• [Challenge]: Copy the records below exactly, leaving out any pictures.

• [Data for this exercise]:
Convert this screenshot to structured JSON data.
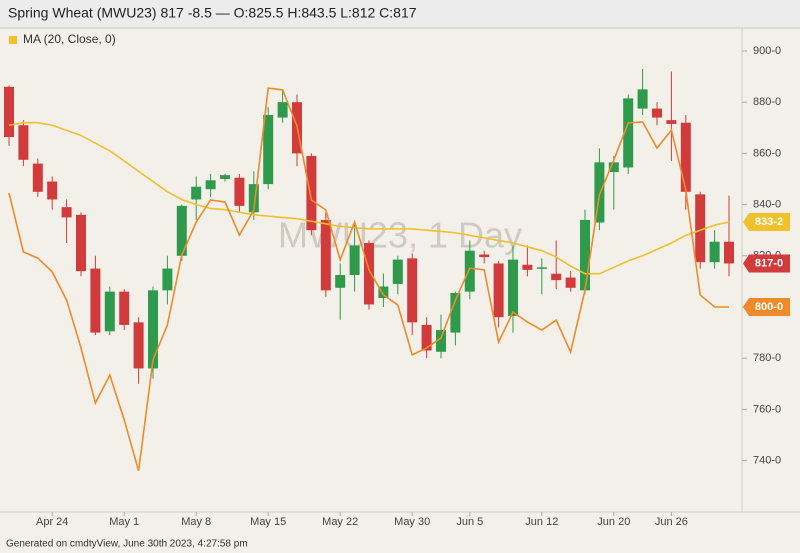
{
  "header": {
    "title": "Spring Wheat (MWU23) 817 -8.5 — O:825.5 H:843.5 L:812 C:817"
  },
  "footer": "Generated on cmdtyView, June 30th 2023, 4:27:58 pm",
  "chart_data": {
    "type": "candlestick",
    "watermark": "MWU23, 1 Day",
    "categories": [
      null,
      null,
      null,
      "Apr 24",
      null,
      null,
      null,
      null,
      "May 1",
      null,
      null,
      null,
      null,
      "May 8",
      null,
      null,
      null,
      null,
      "May 15",
      null,
      null,
      null,
      null,
      "May 22",
      null,
      null,
      null,
      null,
      "May 30",
      null,
      null,
      null,
      "Jun 5",
      null,
      null,
      null,
      null,
      "Jun 12",
      null,
      null,
      null,
      null,
      "Jun 20",
      null,
      null,
      null,
      "Jun 26",
      null,
      null,
      null,
      null
    ],
    "open": [
      886,
      871,
      856,
      849,
      839,
      836,
      815,
      790.5,
      806,
      794,
      776,
      806.5,
      820,
      842,
      846,
      850,
      850.5,
      837,
      848,
      874,
      880,
      859,
      834,
      807.5,
      812.5,
      825,
      803.5,
      809,
      819,
      793,
      782.5,
      790,
      806,
      820.5,
      817,
      796.5,
      816.5,
      815,
      813,
      811.5,
      806.5,
      833,
      852.7,
      854.5,
      877.5,
      877.5,
      873,
      872,
      844,
      817.5,
      825.5
    ],
    "high": [
      886.5,
      873,
      858,
      851,
      842,
      837,
      820,
      808,
      807,
      796,
      808,
      820,
      840,
      851,
      852,
      852,
      852,
      853,
      878,
      885,
      883,
      860,
      837,
      817,
      832,
      826,
      813,
      820,
      821,
      796,
      797,
      806,
      826,
      822,
      818,
      824,
      824,
      819,
      826,
      814,
      838,
      862,
      859,
      883,
      893,
      880,
      892,
      875,
      845,
      830,
      843.5
    ],
    "low": [
      863,
      855,
      843,
      838,
      825,
      812,
      789,
      789,
      791,
      770,
      772,
      801,
      818,
      834,
      843,
      849,
      837,
      834,
      846,
      872,
      855,
      828,
      804,
      795,
      806,
      799,
      800,
      805,
      789,
      780,
      780,
      785,
      803,
      817,
      792,
      790,
      812,
      805,
      807,
      806,
      805,
      830,
      838,
      852,
      875,
      871,
      857,
      838,
      815,
      815,
      812
    ],
    "close": [
      866.4,
      857.5,
      845,
      842,
      835,
      814,
      790,
      806,
      793,
      776,
      806.5,
      815,
      839.5,
      847,
      849.5,
      851.5,
      839.5,
      848,
      875,
      880,
      860,
      830,
      806.5,
      812.5,
      824,
      801,
      808,
      818.5,
      794,
      783,
      791,
      805.5,
      822,
      819.5,
      796,
      818.5,
      814.5,
      815.5,
      810.5,
      807.5,
      834,
      856.5,
      856.5,
      881.5,
      885,
      874,
      871.5,
      845,
      817.5,
      825.5,
      817
    ],
    "up_color": "#2f9a4c",
    "down_color": "#d23b3b",
    "series": [
      {
        "name": "MA (20, Close, 0)",
        "color": "#f0c12c",
        "values": [
          871,
          872,
          872,
          871,
          869,
          867,
          864,
          861,
          857,
          853,
          849,
          845,
          842,
          840,
          838.5,
          838,
          837,
          836,
          835.5,
          835,
          834.5,
          833.5,
          832.5,
          831.5,
          831,
          830.5,
          830.5,
          830.5,
          830.5,
          830,
          829.5,
          829,
          828,
          827,
          826,
          825,
          823.5,
          822,
          819.5,
          816,
          813,
          813,
          815.5,
          818,
          820,
          822.5,
          825,
          828,
          830,
          832,
          833.2
        ]
      },
      {
        "color": "#ee8a2a",
        "values": [
          844.5,
          821.5,
          819.1,
          813.7,
          802.7,
          784,
          762.5,
          773.4,
          755.9,
          736,
          779.3,
          793,
          820.3,
          833.2,
          841.8,
          841,
          828.1,
          837.9,
          885.5,
          884.8,
          870.7,
          841.8,
          837.9,
          818.4,
          833.2,
          814.5,
          804.7,
          800.8,
          781.3,
          784,
          787.9,
          802.7,
          815.2,
          814.5,
          786.3,
          798,
          794.1,
          791,
          794.9,
          782.4,
          806.6,
          843.8,
          857.4,
          871.9,
          872.3,
          862.1,
          869.1,
          845.7,
          804.7,
          800,
          800
        ]
      }
    ],
    "ylim": [
      720.7,
      908.2
    ],
    "yticks": [
      {
        "value": 740,
        "label": "740-0"
      },
      {
        "value": 760,
        "label": "760-0"
      },
      {
        "value": 780,
        "label": "780-0"
      },
      {
        "value": 800,
        "label": "800-0"
      },
      {
        "value": 820,
        "label": "820-0"
      },
      {
        "value": 840,
        "label": "840-0"
      },
      {
        "value": 860,
        "label": "860-0"
      },
      {
        "value": 880,
        "label": "880-0"
      },
      {
        "value": 900,
        "label": "900-0"
      }
    ],
    "price_badges": [
      {
        "value": 833.2,
        "label": "833-2",
        "color": "#f0c12c"
      },
      {
        "value": 817,
        "label": "817-0",
        "color": "#d23b3b"
      },
      {
        "value": 800,
        "label": "800-0",
        "color": "#ee8a2a"
      }
    ]
  }
}
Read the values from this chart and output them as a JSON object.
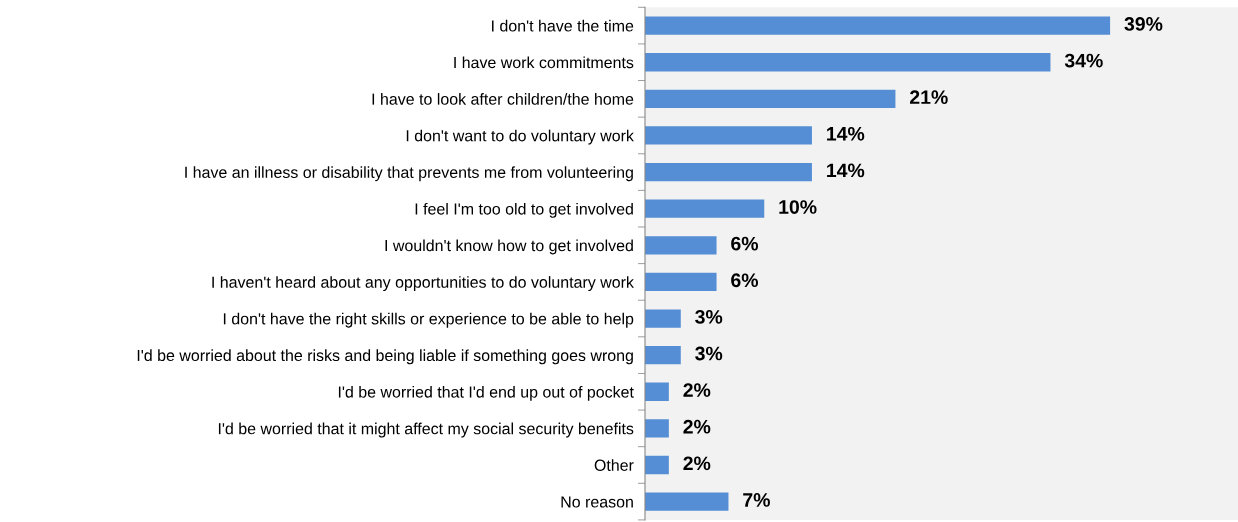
{
  "chart_data": {
    "type": "bar",
    "orientation": "horizontal",
    "categories": [
      "I don't have the time",
      "I have work commitments",
      "I have to look after children/the home",
      "I don't want to do voluntary work",
      "I have an illness or disability that prevents me from volunteering",
      "I feel I'm too old to get involved",
      "I wouldn't know how to get involved",
      "I haven't heard about any opportunities to do voluntary work",
      "I don't have the right skills or experience to be able to help",
      "I'd be worried about the risks and being liable if something goes wrong",
      "I'd be worried that I'd end up out of pocket",
      "I'd be worried that it might affect my social security benefits",
      "Other",
      "No reason"
    ],
    "values": [
      39,
      34,
      21,
      14,
      14,
      10,
      6,
      6,
      3,
      3,
      2,
      2,
      2,
      7
    ],
    "value_labels": [
      "39%",
      "34%",
      "21%",
      "14%",
      "14%",
      "10%",
      "6%",
      "6%",
      "3%",
      "3%",
      "2%",
      "2%",
      "2%",
      "7%"
    ],
    "color": "#558ed5",
    "grid": false,
    "legend": false
  }
}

• [Complete response]:
Convert this screenshot to structured JSON data.
{
  "header": {
    "title": "Spring Wheat (MWU23) 817 -8.5 — O:825.5 H:843.5 L:812 C:817"
  },
  "footer": "Generated on cmdtyView, June 30th 2023, 4:27:58 pm",
  "chart_data": {
    "type": "candlestick",
    "watermark": "MWU23, 1 Day",
    "categories": [
      null,
      null,
      null,
      "Apr 24",
      null,
      null,
      null,
      null,
      "May 1",
      null,
      null,
      null,
      null,
      "May 8",
      null,
      null,
      null,
      null,
      "May 15",
      null,
      null,
      null,
      null,
      "May 22",
      null,
      null,
      null,
      null,
      "May 30",
      null,
      null,
      null,
      "Jun 5",
      null,
      null,
      null,
      null,
      "Jun 12",
      null,
      null,
      null,
      null,
      "Jun 20",
      null,
      null,
      null,
      "Jun 26",
      null,
      null,
      null,
      null
    ],
    "open": [
      886,
      871,
      856,
      849,
      839,
      836,
      815,
      790.5,
      806,
      794,
      776,
      806.5,
      820,
      842,
      846,
      850,
      850.5,
      837,
      848,
      874,
      880,
      859,
      834,
      807.5,
      812.5,
      825,
      803.5,
      809,
      819,
      793,
      782.5,
      790,
      806,
      820.5,
      817,
      796.5,
      816.5,
      815,
      813,
      811.5,
      806.5,
      833,
      852.7,
      854.5,
      877.5,
      877.5,
      873,
      872,
      844,
      817.5,
      825.5
    ],
    "high": [
      886.5,
      873,
      858,
      851,
      842,
      837,
      820,
      808,
      807,
      796,
      808,
      820,
      840,
      851,
      852,
      852,
      852,
      853,
      878,
      885,
      883,
      860,
      837,
      817,
      832,
      826,
      813,
      820,
      821,
      796,
      797,
      806,
      826,
      822,
      818,
      824,
      824,
      819,
      826,
      814,
      838,
      862,
      859,
      883,
      893,
      880,
      892,
      875,
      845,
      830,
      843.5
    ],
    "low": [
      863,
      855,
      843,
      838,
      825,
      812,
      789,
      789,
      791,
      770,
      772,
      801,
      818,
      834,
      843,
      849,
      837,
      834,
      846,
      872,
      855,
      828,
      804,
      795,
      806,
      799,
      800,
      805,
      789,
      780,
      780,
      785,
      803,
      817,
      792,
      790,
      812,
      805,
      807,
      806,
      805,
      830,
      838,
      852,
      875,
      871,
      857,
      838,
      815,
      815,
      812
    ],
    "close": [
      866.4,
      857.5,
      845,
      842,
      835,
      814,
      790,
      806,
      793,
      776,
      806.5,
      815,
      839.5,
      847,
      849.5,
      851.5,
      839.5,
      848,
      875,
      880,
      860,
      830,
      806.5,
      812.5,
      824,
      801,
      808,
      818.5,
      794,
      783,
      791,
      805.5,
      822,
      819.5,
      796,
      818.5,
      814.5,
      815.5,
      810.5,
      807.5,
      834,
      856.5,
      856.5,
      881.5,
      885,
      874,
      871.5,
      845,
      817.5,
      825.5,
      817
    ],
    "up_color": "#2f9a4c",
    "down_color": "#d23b3b",
    "series": [
      {
        "name": "MA (20, Close, 0)",
        "color": "#f0c12c",
        "values": [
          871,
          872,
          872,
          871,
          869,
          867,
          864,
          861,
          857,
          853,
          849,
          845,
          842,
          840,
          838.5,
          838,
          837,
          836,
          835.5,
          835,
          834.5,
          833.5,
          832.5,
          831.5,
          831,
          830.5,
          830.5,
          830.5,
          830.5,
          830,
          829.5,
          829,
          828,
          827,
          826,
          825,
          823.5,
          822,
          819.5,
          816,
          813,
          813,
          815.5,
          818,
          820,
          822.5,
          825,
          828,
          830,
          832,
          833.2
        ]
      },
      {
        "color": "#ee8a2a",
        "values": [
          844.5,
          821.5,
          819.1,
          813.7,
          802.7,
          784,
          762.5,
          773.4,
          755.9,
          736,
          779.3,
          793,
          820.3,
          833.2,
          841.8,
          841,
          828.1,
          837.9,
          885.5,
          884.8,
          870.7,
          841.8,
          837.9,
          818.4,
          833.2,
          814.5,
          804.7,
          800.8,
          781.3,
          784,
          787.9,
          802.7,
          815.2,
          814.5,
          786.3,
          798,
          794.1,
          791,
          794.9,
          782.4,
          806.6,
          843.8,
          857.4,
          871.9,
          872.3,
          862.1,
          869.1,
          845.7,
          804.7,
          800,
          800
        ]
      }
    ],
    "ylim": [
      720.7,
      908.2
    ],
    "yticks": [
      {
        "value": 740,
        "label": "740-0"
      },
      {
        "value": 760,
        "label": "760-0"
      },
      {
        "value": 780,
        "label": "780-0"
      },
      {
        "value": 800,
        "label": "800-0"
      },
      {
        "value": 820,
        "label": "820-0"
      },
      {
        "value": 840,
        "label": "840-0"
      },
      {
        "value": 860,
        "label": "860-0"
      },
      {
        "value": 880,
        "label": "880-0"
      },
      {
        "value": 900,
        "label": "900-0"
      }
    ],
    "price_badges": [
      {
        "value": 833.2,
        "label": "833-2",
        "color": "#f0c12c"
      },
      {
        "value": 817,
        "label": "817-0",
        "color": "#d23b3b"
      },
      {
        "value": 800,
        "label": "800-0",
        "color": "#ee8a2a"
      }
    ]
  }
}
Read the values from this chart and output them as a JSON object.
{
  "chart_data": {
    "type": "bar",
    "orientation": "horizontal",
    "categories": [
      "I don't have the time",
      "I have work commitments",
      "I have to look after children/the home",
      "I don't want to do voluntary work",
      "I have an illness or disability that prevents me from volunteering",
      "I feel I'm too old to get involved",
      "I wouldn't know how to get involved",
      "I haven't heard about any opportunities to do voluntary work",
      "I don't have the right skills or experience to be able to help",
      "I'd be worried about the risks and being liable if something goes wrong",
      "I'd be worried that I'd end up out of pocket",
      "I'd be worried that it might affect my social security benefits",
      "Other",
      "No reason"
    ],
    "values": [
      39,
      34,
      21,
      14,
      14,
      10,
      6,
      6,
      3,
      3,
      2,
      2,
      2,
      7
    ],
    "value_labels": [
      "39%",
      "34%",
      "21%",
      "14%",
      "14%",
      "10%",
      "6%",
      "6%",
      "3%",
      "3%",
      "2%",
      "2%",
      "2%",
      "7%"
    ],
    "color": "#558ed5",
    "grid": false,
    "legend": false
  }
}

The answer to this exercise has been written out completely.